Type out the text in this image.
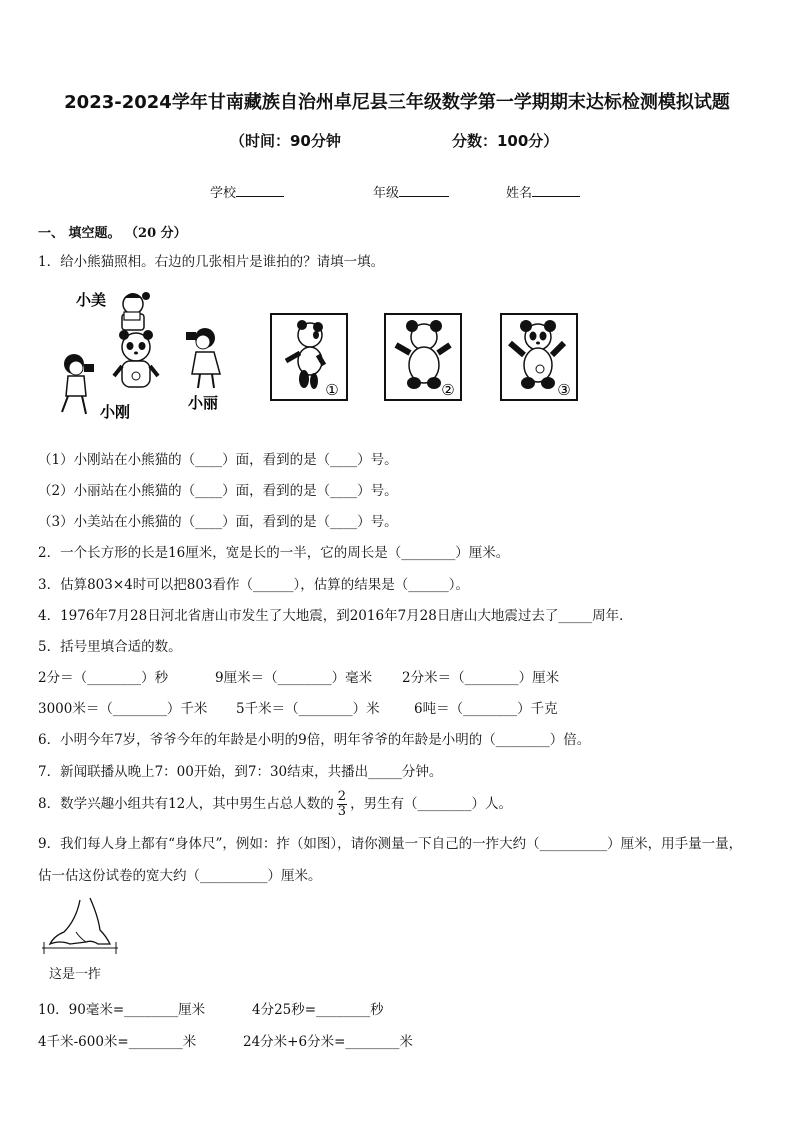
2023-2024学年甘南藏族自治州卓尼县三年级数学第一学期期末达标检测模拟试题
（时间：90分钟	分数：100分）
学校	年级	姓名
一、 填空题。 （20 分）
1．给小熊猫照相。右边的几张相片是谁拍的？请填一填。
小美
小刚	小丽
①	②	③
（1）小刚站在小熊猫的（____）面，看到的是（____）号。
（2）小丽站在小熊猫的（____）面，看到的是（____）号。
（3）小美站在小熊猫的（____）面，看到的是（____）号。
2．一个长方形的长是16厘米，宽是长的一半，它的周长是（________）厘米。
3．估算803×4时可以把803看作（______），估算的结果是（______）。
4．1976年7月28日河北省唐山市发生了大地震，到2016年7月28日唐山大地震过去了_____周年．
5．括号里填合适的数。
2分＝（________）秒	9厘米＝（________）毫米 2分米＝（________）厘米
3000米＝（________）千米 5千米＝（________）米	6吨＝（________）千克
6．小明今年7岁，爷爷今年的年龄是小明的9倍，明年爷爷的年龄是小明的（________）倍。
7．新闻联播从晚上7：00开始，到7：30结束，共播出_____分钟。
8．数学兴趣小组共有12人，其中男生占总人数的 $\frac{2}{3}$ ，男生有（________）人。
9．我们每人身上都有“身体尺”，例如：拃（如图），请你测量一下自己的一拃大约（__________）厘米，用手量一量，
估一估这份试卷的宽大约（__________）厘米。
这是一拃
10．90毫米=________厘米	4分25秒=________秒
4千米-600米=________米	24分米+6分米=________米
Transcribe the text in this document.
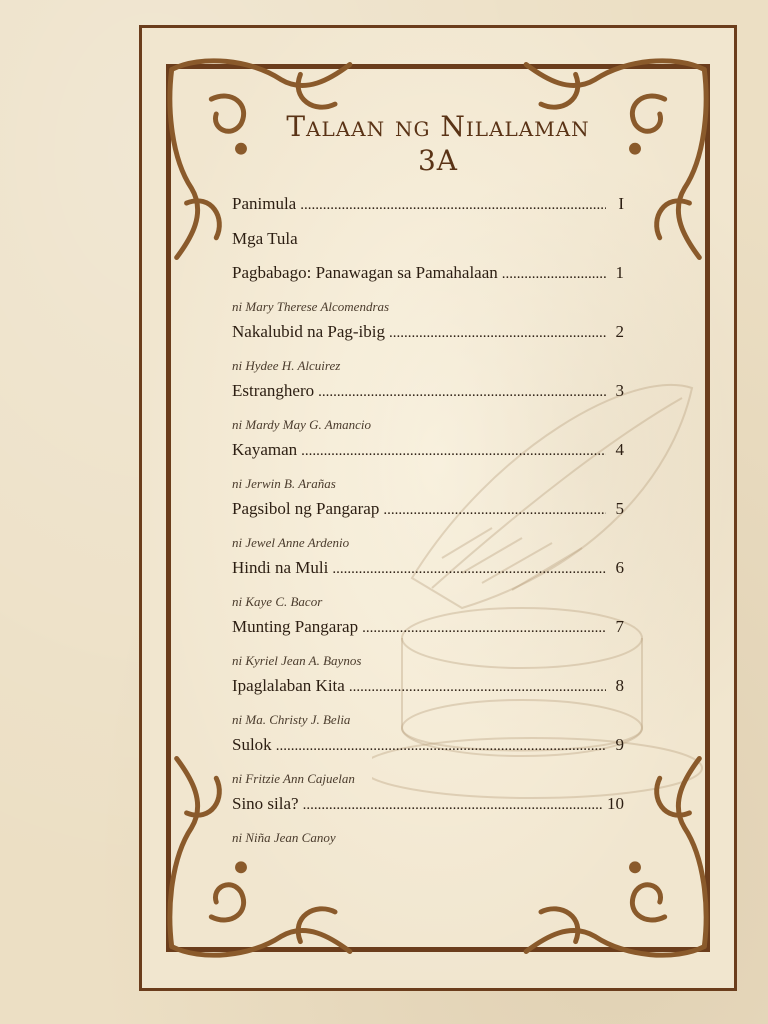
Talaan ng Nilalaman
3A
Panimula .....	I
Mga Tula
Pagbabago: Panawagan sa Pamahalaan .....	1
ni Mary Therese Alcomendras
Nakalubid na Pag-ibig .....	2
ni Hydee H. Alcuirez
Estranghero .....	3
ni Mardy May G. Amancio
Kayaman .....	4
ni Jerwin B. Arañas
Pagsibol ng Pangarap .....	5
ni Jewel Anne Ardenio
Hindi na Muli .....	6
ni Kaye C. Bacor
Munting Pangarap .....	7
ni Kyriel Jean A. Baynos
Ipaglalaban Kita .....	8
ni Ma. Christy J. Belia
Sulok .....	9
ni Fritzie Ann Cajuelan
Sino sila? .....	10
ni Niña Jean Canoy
════════════════════
**What is required**
Using the records above, find and show each line with the string "Pangarap".

**Full response**
Pagsibol ng Pangarap .....	5
Munting Pangarap .....	7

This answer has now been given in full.